• [Exercise goal]
Go through the material and write it all out exactly, minus the pictures.

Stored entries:
## begin

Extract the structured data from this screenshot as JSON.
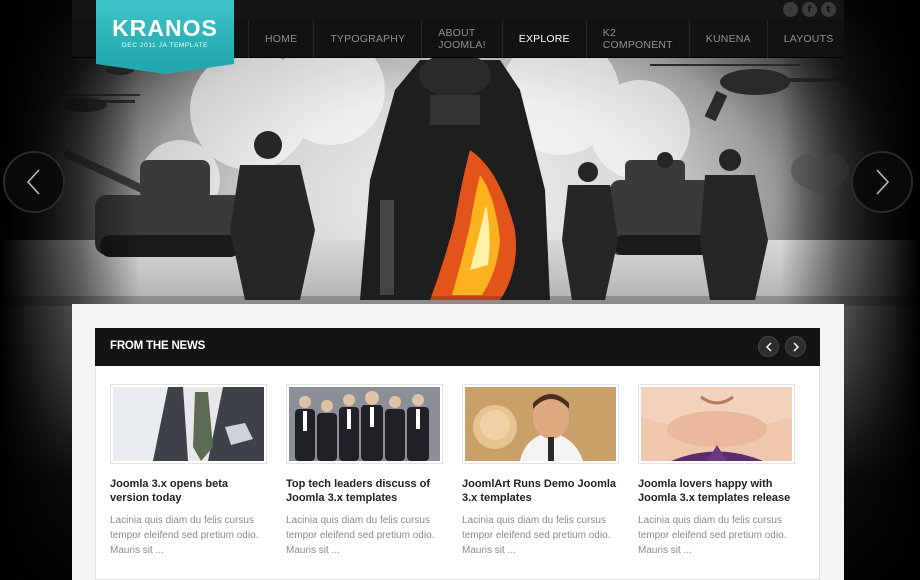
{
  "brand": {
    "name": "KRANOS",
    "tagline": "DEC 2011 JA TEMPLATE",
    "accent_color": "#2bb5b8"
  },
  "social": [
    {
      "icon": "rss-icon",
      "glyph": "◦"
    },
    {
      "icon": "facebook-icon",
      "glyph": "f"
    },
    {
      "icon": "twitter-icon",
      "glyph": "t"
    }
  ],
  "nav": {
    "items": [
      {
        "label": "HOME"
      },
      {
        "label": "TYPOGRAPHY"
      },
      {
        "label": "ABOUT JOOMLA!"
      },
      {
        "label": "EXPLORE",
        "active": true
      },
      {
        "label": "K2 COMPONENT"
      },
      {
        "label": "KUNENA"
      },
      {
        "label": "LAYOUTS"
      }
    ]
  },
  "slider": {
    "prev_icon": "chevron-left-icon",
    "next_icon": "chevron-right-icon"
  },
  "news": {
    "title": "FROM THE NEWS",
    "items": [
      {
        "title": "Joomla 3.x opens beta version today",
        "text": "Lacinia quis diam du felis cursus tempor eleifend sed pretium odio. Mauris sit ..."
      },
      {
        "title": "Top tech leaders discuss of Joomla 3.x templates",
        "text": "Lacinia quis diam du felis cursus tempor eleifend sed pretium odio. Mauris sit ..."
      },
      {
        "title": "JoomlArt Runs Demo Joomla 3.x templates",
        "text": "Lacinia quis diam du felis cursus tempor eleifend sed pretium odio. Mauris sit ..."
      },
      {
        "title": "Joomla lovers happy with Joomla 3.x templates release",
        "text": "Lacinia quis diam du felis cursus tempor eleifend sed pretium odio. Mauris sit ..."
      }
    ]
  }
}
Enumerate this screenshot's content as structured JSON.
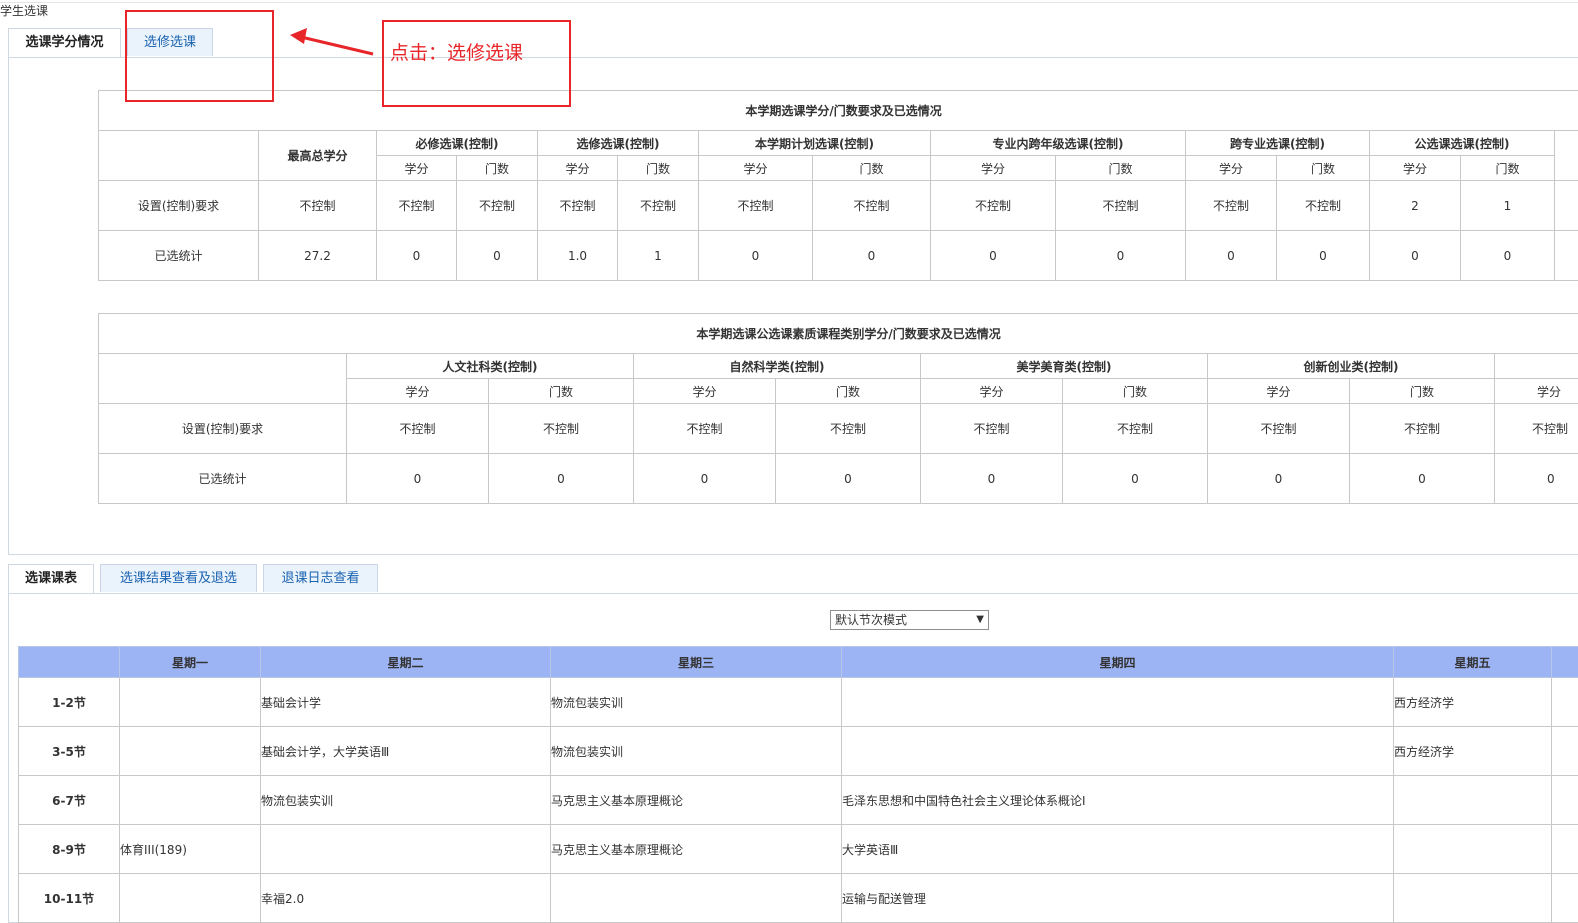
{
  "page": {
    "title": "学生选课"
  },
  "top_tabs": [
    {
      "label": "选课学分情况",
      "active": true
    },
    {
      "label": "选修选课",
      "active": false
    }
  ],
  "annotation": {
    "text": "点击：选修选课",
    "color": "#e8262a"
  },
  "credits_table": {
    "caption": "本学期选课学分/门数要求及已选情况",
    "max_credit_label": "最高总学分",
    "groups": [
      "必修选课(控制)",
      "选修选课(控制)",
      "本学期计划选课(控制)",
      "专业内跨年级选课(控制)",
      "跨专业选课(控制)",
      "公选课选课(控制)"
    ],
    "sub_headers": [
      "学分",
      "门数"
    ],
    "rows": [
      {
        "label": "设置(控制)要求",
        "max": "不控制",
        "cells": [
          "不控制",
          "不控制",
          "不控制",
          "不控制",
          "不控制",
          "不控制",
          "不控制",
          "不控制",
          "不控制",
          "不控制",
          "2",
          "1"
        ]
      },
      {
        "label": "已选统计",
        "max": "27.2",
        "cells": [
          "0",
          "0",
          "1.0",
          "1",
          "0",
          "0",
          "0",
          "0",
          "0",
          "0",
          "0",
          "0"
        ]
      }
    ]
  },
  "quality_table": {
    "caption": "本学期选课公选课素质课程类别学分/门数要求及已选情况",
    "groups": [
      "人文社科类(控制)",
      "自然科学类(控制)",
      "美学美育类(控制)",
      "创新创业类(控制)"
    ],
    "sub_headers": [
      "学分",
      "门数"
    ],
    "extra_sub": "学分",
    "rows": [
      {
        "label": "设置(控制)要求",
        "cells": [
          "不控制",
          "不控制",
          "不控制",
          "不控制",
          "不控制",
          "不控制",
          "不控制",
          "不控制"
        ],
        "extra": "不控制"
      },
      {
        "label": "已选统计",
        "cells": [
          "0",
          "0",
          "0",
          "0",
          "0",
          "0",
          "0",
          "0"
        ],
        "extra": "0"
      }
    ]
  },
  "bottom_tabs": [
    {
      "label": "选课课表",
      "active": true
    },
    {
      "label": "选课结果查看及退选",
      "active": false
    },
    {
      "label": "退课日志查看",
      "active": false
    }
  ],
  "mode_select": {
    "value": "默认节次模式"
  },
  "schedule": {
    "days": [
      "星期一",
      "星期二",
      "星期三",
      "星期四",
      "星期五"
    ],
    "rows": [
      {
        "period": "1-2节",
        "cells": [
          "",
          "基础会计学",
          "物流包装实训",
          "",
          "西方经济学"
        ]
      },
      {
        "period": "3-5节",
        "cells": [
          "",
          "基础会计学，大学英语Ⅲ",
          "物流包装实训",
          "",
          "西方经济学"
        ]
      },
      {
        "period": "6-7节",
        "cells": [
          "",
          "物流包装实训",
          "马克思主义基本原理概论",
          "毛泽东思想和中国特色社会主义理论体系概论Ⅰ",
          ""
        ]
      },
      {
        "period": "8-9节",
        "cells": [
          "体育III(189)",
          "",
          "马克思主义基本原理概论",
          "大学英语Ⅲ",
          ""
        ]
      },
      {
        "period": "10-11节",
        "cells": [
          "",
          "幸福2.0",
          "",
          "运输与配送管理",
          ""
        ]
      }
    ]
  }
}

## end

• [Solution below]
Extract the structured data from this screenshot as JSON.
{
  "brand": {
    "name": "KRANOS",
    "tagline": "DEC 2011 JA TEMPLATE",
    "accent_color": "#2bb5b8"
  },
  "social": [
    {
      "icon": "rss-icon",
      "glyph": "◦"
    },
    {
      "icon": "facebook-icon",
      "glyph": "f"
    },
    {
      "icon": "twitter-icon",
      "glyph": "t"
    }
  ],
  "nav": {
    "items": [
      {
        "label": "HOME"
      },
      {
        "label": "TYPOGRAPHY"
      },
      {
        "label": "ABOUT JOOMLA!"
      },
      {
        "label": "EXPLORE",
        "active": true
      },
      {
        "label": "K2 COMPONENT"
      },
      {
        "label": "KUNENA"
      },
      {
        "label": "LAYOUTS"
      }
    ]
  },
  "slider": {
    "prev_icon": "chevron-left-icon",
    "next_icon": "chevron-right-icon"
  },
  "news": {
    "title": "FROM THE NEWS",
    "items": [
      {
        "title": "Joomla 3.x opens beta version today",
        "text": "Lacinia quis diam du felis cursus tempor eleifend sed pretium odio. Mauris sit ..."
      },
      {
        "title": "Top tech leaders discuss of Joomla 3.x templates",
        "text": "Lacinia quis diam du felis cursus tempor eleifend sed pretium odio. Mauris sit ..."
      },
      {
        "title": "JoomlArt Runs Demo Joomla 3.x templates",
        "text": "Lacinia quis diam du felis cursus tempor eleifend sed pretium odio. Mauris sit ..."
      },
      {
        "title": "Joomla lovers happy with Joomla 3.x templates release",
        "text": "Lacinia quis diam du felis cursus tempor eleifend sed pretium odio. Mauris sit ..."
      }
    ]
  }
}
Enumerate this screenshot's content as structured JSON.
{
  "page": {
    "title": "学生选课"
  },
  "top_tabs": [
    {
      "label": "选课学分情况",
      "active": true
    },
    {
      "label": "选修选课",
      "active": false
    }
  ],
  "annotation": {
    "text": "点击：选修选课",
    "color": "#e8262a"
  },
  "credits_table": {
    "caption": "本学期选课学分/门数要求及已选情况",
    "max_credit_label": "最高总学分",
    "groups": [
      "必修选课(控制)",
      "选修选课(控制)",
      "本学期计划选课(控制)",
      "专业内跨年级选课(控制)",
      "跨专业选课(控制)",
      "公选课选课(控制)"
    ],
    "sub_headers": [
      "学分",
      "门数"
    ],
    "rows": [
      {
        "label": "设置(控制)要求",
        "max": "不控制",
        "cells": [
          "不控制",
          "不控制",
          "不控制",
          "不控制",
          "不控制",
          "不控制",
          "不控制",
          "不控制",
          "不控制",
          "不控制",
          "2",
          "1"
        ]
      },
      {
        "label": "已选统计",
        "max": "27.2",
        "cells": [
          "0",
          "0",
          "1.0",
          "1",
          "0",
          "0",
          "0",
          "0",
          "0",
          "0",
          "0",
          "0"
        ]
      }
    ]
  },
  "quality_table": {
    "caption": "本学期选课公选课素质课程类别学分/门数要求及已选情况",
    "groups": [
      "人文社科类(控制)",
      "自然科学类(控制)",
      "美学美育类(控制)",
      "创新创业类(控制)"
    ],
    "sub_headers": [
      "学分",
      "门数"
    ],
    "extra_sub": "学分",
    "rows": [
      {
        "label": "设置(控制)要求",
        "cells": [
          "不控制",
          "不控制",
          "不控制",
          "不控制",
          "不控制",
          "不控制",
          "不控制",
          "不控制"
        ],
        "extra": "不控制"
      },
      {
        "label": "已选统计",
        "cells": [
          "0",
          "0",
          "0",
          "0",
          "0",
          "0",
          "0",
          "0"
        ],
        "extra": "0"
      }
    ]
  },
  "bottom_tabs": [
    {
      "label": "选课课表",
      "active": true
    },
    {
      "label": "选课结果查看及退选",
      "active": false
    },
    {
      "label": "退课日志查看",
      "active": false
    }
  ],
  "mode_select": {
    "value": "默认节次模式"
  },
  "schedule": {
    "days": [
      "星期一",
      "星期二",
      "星期三",
      "星期四",
      "星期五"
    ],
    "rows": [
      {
        "period": "1-2节",
        "cells": [
          "",
          "基础会计学",
          "物流包装实训",
          "",
          "西方经济学"
        ]
      },
      {
        "period": "3-5节",
        "cells": [
          "",
          "基础会计学，大学英语Ⅲ",
          "物流包装实训",
          "",
          "西方经济学"
        ]
      },
      {
        "period": "6-7节",
        "cells": [
          "",
          "物流包装实训",
          "马克思主义基本原理概论",
          "毛泽东思想和中国特色社会主义理论体系概论Ⅰ",
          ""
        ]
      },
      {
        "period": "8-9节",
        "cells": [
          "体育III(189)",
          "",
          "马克思主义基本原理概论",
          "大学英语Ⅲ",
          ""
        ]
      },
      {
        "period": "10-11节",
        "cells": [
          "",
          "幸福2.0",
          "",
          "运输与配送管理",
          ""
        ]
      }
    ]
  }
}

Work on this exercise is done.